▸ Records for processing:

★ ★ ★ ★ ★ ★ ★

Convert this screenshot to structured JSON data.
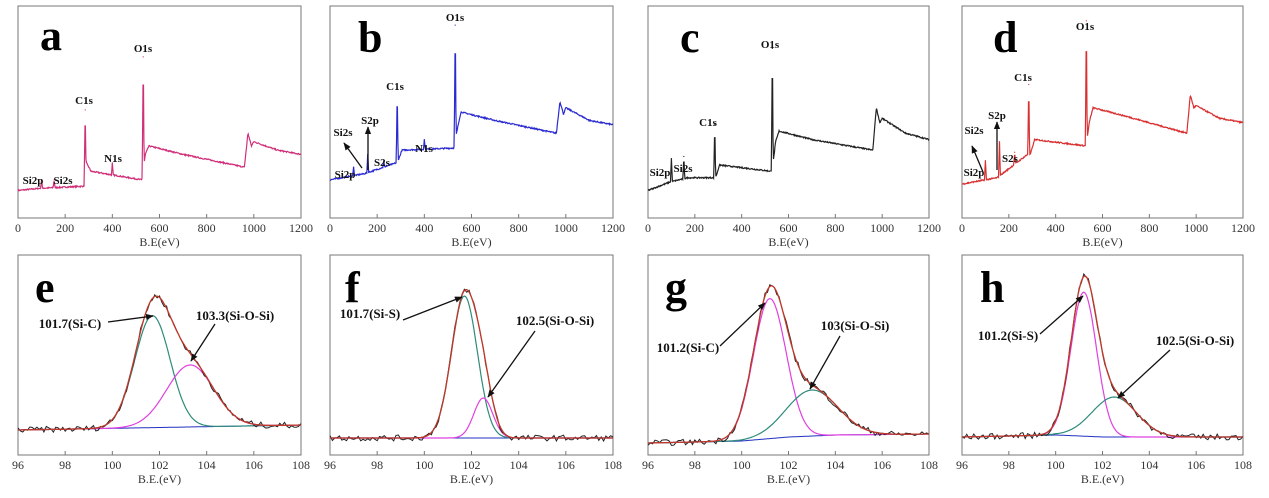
{
  "chart_data": [
    {
      "panel": "a",
      "type": "line",
      "xlabel": "B.E(eV)",
      "xlim": [
        0,
        1200
      ],
      "xticks": [
        0,
        200,
        400,
        600,
        800,
        1000,
        1200
      ],
      "color": "#d0307a",
      "baseline": [
        [
          0,
          13
        ],
        [
          95,
          14
        ],
        [
          280,
          15
        ],
        [
          290,
          26
        ],
        [
          310,
          22
        ],
        [
          525,
          18
        ],
        [
          540,
          30
        ],
        [
          555,
          34
        ],
        [
          700,
          30
        ],
        [
          960,
          24
        ],
        [
          975,
          40
        ],
        [
          990,
          34
        ],
        [
          1000,
          36
        ],
        [
          1100,
          32
        ],
        [
          1200,
          30
        ]
      ],
      "peaks": [
        {
          "x": 100,
          "y": 18
        },
        {
          "x": 153,
          "y": 18
        },
        {
          "x": 400,
          "y": 26
        },
        {
          "x": 285,
          "y": 51
        },
        {
          "x": 531,
          "y": 76
        }
      ],
      "annotations": [
        {
          "text": "Si2p",
          "x": 100
        },
        {
          "text": "Si2s",
          "x": 153
        },
        {
          "text": "N1s",
          "x": 400
        },
        {
          "text": "C1s",
          "x": 285
        },
        {
          "text": "O1s",
          "x": 531
        }
      ]
    },
    {
      "panel": "b",
      "type": "line",
      "xlabel": "B.E(eV)",
      "xlim": [
        0,
        1200
      ],
      "xticks": [
        0,
        200,
        400,
        600,
        800,
        1000,
        1200
      ],
      "color": "#2a2ad0",
      "baseline": [
        [
          0,
          18
        ],
        [
          150,
          21
        ],
        [
          280,
          26
        ],
        [
          292,
          28
        ],
        [
          305,
          32
        ],
        [
          525,
          33
        ],
        [
          540,
          42
        ],
        [
          555,
          50
        ],
        [
          700,
          46
        ],
        [
          960,
          40
        ],
        [
          975,
          55
        ],
        [
          990,
          49
        ],
        [
          1000,
          52
        ],
        [
          1100,
          46
        ],
        [
          1200,
          44
        ]
      ],
      "peaks": [
        {
          "x": 100,
          "y": 24
        },
        {
          "x": 160,
          "y": 30
        },
        {
          "x": 228,
          "y": 27
        },
        {
          "x": 400,
          "y": 37
        },
        {
          "x": 285,
          "y": 61
        },
        {
          "x": 531,
          "y": 91
        }
      ],
      "annotations": [
        {
          "text": "Si2p",
          "x": 100
        },
        {
          "text": "Si2s",
          "x": 150
        },
        {
          "text": "S2p",
          "x": 160
        },
        {
          "text": "S2s",
          "x": 228
        },
        {
          "text": "C1s",
          "x": 285
        },
        {
          "text": "N1s",
          "x": 400
        },
        {
          "text": "O1s",
          "x": 531
        }
      ]
    },
    {
      "panel": "c",
      "type": "line",
      "xlabel": "B.E(eV)",
      "xlim": [
        0,
        1200
      ],
      "xticks": [
        0,
        200,
        400,
        600,
        800,
        1000,
        1200
      ],
      "color": "#222222",
      "baseline": [
        [
          0,
          13
        ],
        [
          95,
          17
        ],
        [
          170,
          19
        ],
        [
          280,
          19
        ],
        [
          292,
          20
        ],
        [
          305,
          25
        ],
        [
          530,
          22
        ],
        [
          545,
          36
        ],
        [
          560,
          41
        ],
        [
          700,
          37
        ],
        [
          960,
          32
        ],
        [
          975,
          52
        ],
        [
          990,
          45
        ],
        [
          1000,
          47
        ],
        [
          1100,
          40
        ],
        [
          1200,
          37
        ]
      ],
      "peaks": [
        {
          "x": 100,
          "y": 28
        },
        {
          "x": 153,
          "y": 29
        },
        {
          "x": 285,
          "y": 44
        },
        {
          "x": 531,
          "y": 80
        }
      ],
      "annotations": [
        {
          "text": "Si2p",
          "x": 100
        },
        {
          "text": "Si2s",
          "x": 153
        },
        {
          "text": "C1s",
          "x": 285
        },
        {
          "text": "O1s",
          "x": 531
        }
      ]
    },
    {
      "panel": "d",
      "type": "line",
      "xlabel": "B.E(eV)",
      "xlim": [
        0,
        1200
      ],
      "xticks": [
        0,
        200,
        400,
        600,
        800,
        1000,
        1200
      ],
      "color": "#d83030",
      "baseline": [
        [
          0,
          16
        ],
        [
          150,
          19
        ],
        [
          280,
          30
        ],
        [
          292,
          30
        ],
        [
          310,
          37
        ],
        [
          530,
          34
        ],
        [
          545,
          46
        ],
        [
          560,
          52
        ],
        [
          700,
          48
        ],
        [
          960,
          40
        ],
        [
          975,
          58
        ],
        [
          990,
          52
        ],
        [
          1000,
          53
        ],
        [
          1100,
          47
        ],
        [
          1200,
          45
        ]
      ],
      "peaks": [
        {
          "x": 100,
          "y": 27
        },
        {
          "x": 160,
          "y": 36
        },
        {
          "x": 225,
          "y": 31
        },
        {
          "x": 285,
          "y": 63
        },
        {
          "x": 531,
          "y": 93
        }
      ],
      "annotations": [
        {
          "text": "Si2p",
          "x": 100
        },
        {
          "text": "Si2s",
          "x": 150
        },
        {
          "text": "S2p",
          "x": 160
        },
        {
          "text": "S2s",
          "x": 225
        },
        {
          "text": "C1s",
          "x": 285
        },
        {
          "text": "O1s",
          "x": 531
        }
      ]
    },
    {
      "panel": "e",
      "type": "line",
      "xlabel": "B.E.(eV)",
      "xlim": [
        96,
        108
      ],
      "xticks": [
        96,
        98,
        100,
        102,
        104,
        106,
        108
      ],
      "background": [
        [
          96,
          12.5
        ],
        [
          108,
          15
        ]
      ],
      "components": [
        {
          "label": "101.7(Si-C)",
          "center": 101.7,
          "height": 56,
          "sigma": 0.75,
          "color": "#2e8b7a"
        },
        {
          "label": "103.3(Si-O-Si)",
          "center": 103.3,
          "height": 31,
          "sigma": 1.0,
          "color": "#e040e0"
        }
      ],
      "envelope_color": "#c0392b",
      "raw_color": "#222222",
      "background_color": "#2030c0"
    },
    {
      "panel": "f",
      "type": "line",
      "xlabel": "B.E.(eV)",
      "xlim": [
        96,
        108
      ],
      "xticks": [
        96,
        98,
        100,
        102,
        104,
        106,
        108
      ],
      "background": [
        [
          96,
          8.5
        ],
        [
          108,
          8.5
        ]
      ],
      "components": [
        {
          "label": "101.7(Si-S)",
          "center": 101.7,
          "height": 71,
          "sigma": 0.55,
          "color": "#2e8b7a"
        },
        {
          "label": "102.5(Si-O-Si)",
          "center": 102.5,
          "height": 20,
          "sigma": 0.4,
          "color": "#e040e0"
        }
      ],
      "envelope_color": "#c0392b",
      "raw_color": "#222222",
      "background_color": "#2030c0"
    },
    {
      "panel": "g",
      "type": "line",
      "xlabel": "B.E.(eV)",
      "xlim": [
        96,
        108
      ],
      "xticks": [
        96,
        98,
        100,
        102,
        104,
        106,
        108
      ],
      "background": [
        [
          96,
          6
        ],
        [
          100,
          7
        ],
        [
          102,
          9
        ],
        [
          104,
          10
        ],
        [
          108,
          10.5
        ]
      ],
      "components": [
        {
          "label": "101.2(Si-C)",
          "center": 101.2,
          "height": 70,
          "sigma": 0.7,
          "color": "#e040e0"
        },
        {
          "label": "103(Si-O-Si)",
          "center": 103.0,
          "height": 23,
          "sigma": 1.1,
          "color": "#2e8b7a"
        }
      ],
      "envelope_color": "#c0392b",
      "raw_color": "#222222",
      "background_color": "#2030c0"
    },
    {
      "panel": "h",
      "type": "line",
      "xlabel": "B.E.(eV)",
      "xlim": [
        96,
        108
      ],
      "xticks": [
        96,
        98,
        100,
        102,
        104,
        106,
        108
      ],
      "background": [
        [
          96,
          9
        ],
        [
          100,
          10
        ],
        [
          102,
          9
        ],
        [
          108,
          9
        ]
      ],
      "components": [
        {
          "label": "101.2(Si-S)",
          "center": 101.2,
          "height": 72,
          "sigma": 0.55,
          "color": "#e040e0"
        },
        {
          "label": "102.5(Si-O-Si)",
          "center": 102.5,
          "height": 20,
          "sigma": 0.95,
          "color": "#2e8b7a"
        }
      ],
      "envelope_color": "#c0392b",
      "raw_color": "#222222",
      "background_color": "#2030c0"
    }
  ]
}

★ ★ ★ ★ ★ ★ ★

▸ What you need to do: Go through the material above and count the lines that contain "sigma"; answer with the number alone.

▸ Final answer: 8